- [DIRECTIONS FOR THIS TASK]
Copy out, from the entries below, each line holding the string "Abigail".

- [ENTRIES SUPPLIED]
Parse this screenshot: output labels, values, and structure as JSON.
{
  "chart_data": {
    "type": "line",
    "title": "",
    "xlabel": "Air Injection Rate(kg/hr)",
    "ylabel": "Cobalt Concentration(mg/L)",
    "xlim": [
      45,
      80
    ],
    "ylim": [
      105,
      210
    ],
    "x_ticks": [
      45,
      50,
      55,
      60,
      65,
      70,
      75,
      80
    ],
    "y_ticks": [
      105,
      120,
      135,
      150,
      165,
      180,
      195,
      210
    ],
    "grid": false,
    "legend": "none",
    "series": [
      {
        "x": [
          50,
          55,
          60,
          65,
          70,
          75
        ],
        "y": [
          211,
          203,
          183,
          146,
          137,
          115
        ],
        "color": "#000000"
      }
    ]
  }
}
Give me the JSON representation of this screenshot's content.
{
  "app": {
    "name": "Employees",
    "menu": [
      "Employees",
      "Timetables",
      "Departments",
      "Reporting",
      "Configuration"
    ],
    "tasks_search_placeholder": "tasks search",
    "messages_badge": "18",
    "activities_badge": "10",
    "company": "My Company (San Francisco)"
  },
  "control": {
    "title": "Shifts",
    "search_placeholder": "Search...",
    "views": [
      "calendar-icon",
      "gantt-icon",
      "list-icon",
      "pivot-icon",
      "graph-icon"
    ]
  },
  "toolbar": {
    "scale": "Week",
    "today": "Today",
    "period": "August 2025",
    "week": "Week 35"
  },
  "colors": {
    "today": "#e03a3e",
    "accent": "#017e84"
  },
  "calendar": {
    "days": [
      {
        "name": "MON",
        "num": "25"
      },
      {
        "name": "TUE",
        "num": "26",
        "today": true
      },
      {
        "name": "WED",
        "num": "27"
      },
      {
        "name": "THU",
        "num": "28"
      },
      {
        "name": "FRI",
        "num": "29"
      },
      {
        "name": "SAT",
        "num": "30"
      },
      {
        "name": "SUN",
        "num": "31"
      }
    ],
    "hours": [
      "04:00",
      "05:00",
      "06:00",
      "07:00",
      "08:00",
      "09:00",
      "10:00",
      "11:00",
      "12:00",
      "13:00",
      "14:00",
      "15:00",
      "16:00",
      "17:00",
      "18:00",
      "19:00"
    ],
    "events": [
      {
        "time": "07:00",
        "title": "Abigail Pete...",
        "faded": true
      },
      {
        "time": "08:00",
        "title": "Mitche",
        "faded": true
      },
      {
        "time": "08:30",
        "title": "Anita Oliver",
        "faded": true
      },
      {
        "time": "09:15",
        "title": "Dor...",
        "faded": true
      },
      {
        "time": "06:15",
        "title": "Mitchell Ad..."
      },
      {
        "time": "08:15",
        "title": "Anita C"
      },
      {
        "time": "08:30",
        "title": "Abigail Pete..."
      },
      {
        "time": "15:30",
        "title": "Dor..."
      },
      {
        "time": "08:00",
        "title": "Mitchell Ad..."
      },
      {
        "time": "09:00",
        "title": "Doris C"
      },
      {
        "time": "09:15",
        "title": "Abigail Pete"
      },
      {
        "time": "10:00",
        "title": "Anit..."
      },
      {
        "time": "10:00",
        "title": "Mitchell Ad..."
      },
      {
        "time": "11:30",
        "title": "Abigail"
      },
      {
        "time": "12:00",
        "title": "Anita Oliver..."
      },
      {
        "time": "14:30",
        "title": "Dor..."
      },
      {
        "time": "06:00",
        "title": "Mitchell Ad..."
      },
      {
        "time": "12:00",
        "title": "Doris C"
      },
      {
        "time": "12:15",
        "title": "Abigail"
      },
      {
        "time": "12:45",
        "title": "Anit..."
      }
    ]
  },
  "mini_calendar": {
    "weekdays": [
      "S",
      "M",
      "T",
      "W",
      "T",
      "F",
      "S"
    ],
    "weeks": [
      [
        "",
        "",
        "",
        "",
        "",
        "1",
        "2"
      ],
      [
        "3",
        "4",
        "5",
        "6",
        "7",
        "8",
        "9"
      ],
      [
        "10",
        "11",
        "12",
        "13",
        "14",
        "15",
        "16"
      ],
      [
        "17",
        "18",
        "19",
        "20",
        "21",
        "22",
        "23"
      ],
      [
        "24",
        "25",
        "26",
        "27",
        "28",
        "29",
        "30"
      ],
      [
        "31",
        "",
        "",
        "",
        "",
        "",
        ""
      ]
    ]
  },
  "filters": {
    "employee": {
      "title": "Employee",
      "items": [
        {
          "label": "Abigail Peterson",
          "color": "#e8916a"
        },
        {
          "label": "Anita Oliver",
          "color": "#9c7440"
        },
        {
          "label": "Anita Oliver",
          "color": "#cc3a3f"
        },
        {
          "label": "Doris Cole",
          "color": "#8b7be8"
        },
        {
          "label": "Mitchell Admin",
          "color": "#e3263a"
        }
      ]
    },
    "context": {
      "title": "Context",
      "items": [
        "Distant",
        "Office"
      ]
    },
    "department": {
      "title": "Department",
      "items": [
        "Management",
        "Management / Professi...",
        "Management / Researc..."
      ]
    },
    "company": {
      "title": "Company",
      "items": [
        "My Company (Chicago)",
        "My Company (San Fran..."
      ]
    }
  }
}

- [FINAL RESULT]
        "title": "Abigail Pete...",
        "title": "Abigail Pete..."
        "title": "Abigail Pete"
        "title": "Abigail"
        "title": "Abigail"
          "label": "Abigail Peterson",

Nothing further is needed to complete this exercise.